Chart and figure data
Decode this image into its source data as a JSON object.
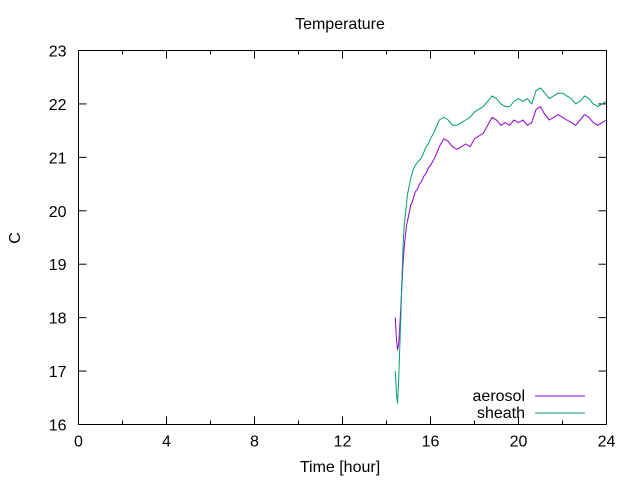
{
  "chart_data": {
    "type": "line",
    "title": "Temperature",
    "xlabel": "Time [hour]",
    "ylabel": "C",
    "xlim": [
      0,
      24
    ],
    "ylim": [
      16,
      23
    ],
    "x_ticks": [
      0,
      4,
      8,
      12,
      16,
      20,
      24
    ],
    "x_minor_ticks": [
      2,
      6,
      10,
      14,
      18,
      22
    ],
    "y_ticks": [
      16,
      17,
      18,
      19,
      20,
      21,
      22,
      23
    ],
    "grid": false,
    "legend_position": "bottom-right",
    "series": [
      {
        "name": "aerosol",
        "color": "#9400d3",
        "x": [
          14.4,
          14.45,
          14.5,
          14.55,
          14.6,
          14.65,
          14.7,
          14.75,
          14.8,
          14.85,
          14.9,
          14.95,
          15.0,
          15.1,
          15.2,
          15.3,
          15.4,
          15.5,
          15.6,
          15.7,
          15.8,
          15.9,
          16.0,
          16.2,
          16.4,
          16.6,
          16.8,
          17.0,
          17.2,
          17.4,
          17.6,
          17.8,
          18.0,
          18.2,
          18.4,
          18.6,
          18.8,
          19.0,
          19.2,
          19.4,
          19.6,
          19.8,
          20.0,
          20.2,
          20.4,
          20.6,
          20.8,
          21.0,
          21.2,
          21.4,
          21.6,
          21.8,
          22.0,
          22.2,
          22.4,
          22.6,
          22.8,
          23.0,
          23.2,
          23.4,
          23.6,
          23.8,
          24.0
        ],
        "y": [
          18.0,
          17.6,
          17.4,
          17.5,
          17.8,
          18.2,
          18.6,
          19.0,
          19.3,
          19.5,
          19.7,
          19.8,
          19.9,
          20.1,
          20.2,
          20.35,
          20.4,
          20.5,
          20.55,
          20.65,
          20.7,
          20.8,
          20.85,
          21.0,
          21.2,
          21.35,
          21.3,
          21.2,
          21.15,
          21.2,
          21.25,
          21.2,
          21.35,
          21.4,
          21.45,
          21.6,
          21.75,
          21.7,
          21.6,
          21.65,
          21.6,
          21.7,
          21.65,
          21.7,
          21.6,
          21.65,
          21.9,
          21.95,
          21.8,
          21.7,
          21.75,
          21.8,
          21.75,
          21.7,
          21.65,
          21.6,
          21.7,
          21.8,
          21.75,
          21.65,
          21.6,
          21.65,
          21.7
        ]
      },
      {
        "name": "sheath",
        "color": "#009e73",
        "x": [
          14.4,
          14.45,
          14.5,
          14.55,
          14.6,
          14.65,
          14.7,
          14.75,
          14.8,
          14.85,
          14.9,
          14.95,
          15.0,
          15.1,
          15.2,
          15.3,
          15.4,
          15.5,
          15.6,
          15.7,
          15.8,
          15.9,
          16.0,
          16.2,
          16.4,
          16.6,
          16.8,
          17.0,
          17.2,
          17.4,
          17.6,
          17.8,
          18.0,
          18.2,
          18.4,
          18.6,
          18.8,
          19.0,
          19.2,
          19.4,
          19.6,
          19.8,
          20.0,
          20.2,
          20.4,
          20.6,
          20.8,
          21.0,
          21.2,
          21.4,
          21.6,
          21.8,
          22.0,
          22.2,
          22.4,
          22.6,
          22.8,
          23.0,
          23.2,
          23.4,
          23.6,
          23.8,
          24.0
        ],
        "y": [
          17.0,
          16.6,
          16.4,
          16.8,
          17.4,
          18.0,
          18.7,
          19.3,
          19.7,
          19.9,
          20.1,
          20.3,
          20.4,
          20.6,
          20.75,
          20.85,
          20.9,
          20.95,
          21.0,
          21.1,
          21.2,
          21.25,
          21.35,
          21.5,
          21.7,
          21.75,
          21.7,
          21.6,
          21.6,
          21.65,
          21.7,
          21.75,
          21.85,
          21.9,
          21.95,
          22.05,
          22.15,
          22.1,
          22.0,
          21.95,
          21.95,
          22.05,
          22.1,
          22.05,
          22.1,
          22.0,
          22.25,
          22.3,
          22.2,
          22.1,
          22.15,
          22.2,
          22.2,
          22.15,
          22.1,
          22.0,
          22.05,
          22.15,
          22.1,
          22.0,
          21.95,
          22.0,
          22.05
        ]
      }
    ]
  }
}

* * *

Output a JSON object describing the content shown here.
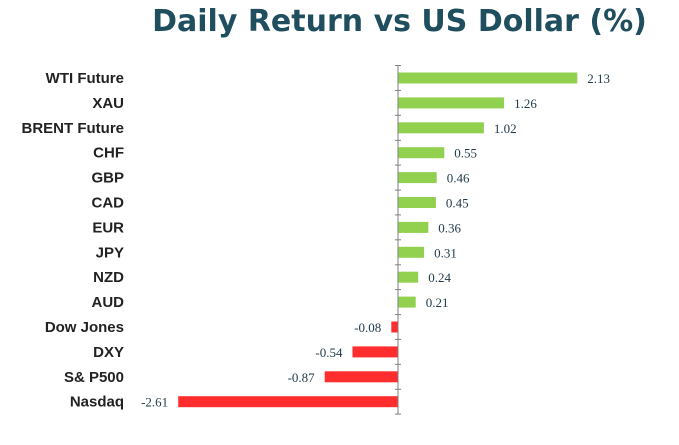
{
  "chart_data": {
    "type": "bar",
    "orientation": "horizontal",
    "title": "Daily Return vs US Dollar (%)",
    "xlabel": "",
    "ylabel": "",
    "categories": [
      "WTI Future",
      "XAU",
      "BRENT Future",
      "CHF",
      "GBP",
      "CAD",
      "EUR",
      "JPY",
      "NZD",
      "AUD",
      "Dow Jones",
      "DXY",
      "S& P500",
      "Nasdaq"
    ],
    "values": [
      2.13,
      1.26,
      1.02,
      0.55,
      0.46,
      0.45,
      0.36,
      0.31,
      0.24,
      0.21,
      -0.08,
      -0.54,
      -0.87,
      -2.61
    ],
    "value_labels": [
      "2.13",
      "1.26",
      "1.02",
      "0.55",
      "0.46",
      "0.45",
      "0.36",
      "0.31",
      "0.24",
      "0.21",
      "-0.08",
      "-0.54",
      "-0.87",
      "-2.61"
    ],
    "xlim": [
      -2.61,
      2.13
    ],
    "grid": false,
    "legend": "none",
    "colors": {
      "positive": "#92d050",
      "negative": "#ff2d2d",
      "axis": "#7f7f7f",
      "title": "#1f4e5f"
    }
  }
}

Required work » Copy each line of the records containing the string "object".

Task solution »
Decode this image into its source data as a JSON object.
Output a JSON object describing the content shown here.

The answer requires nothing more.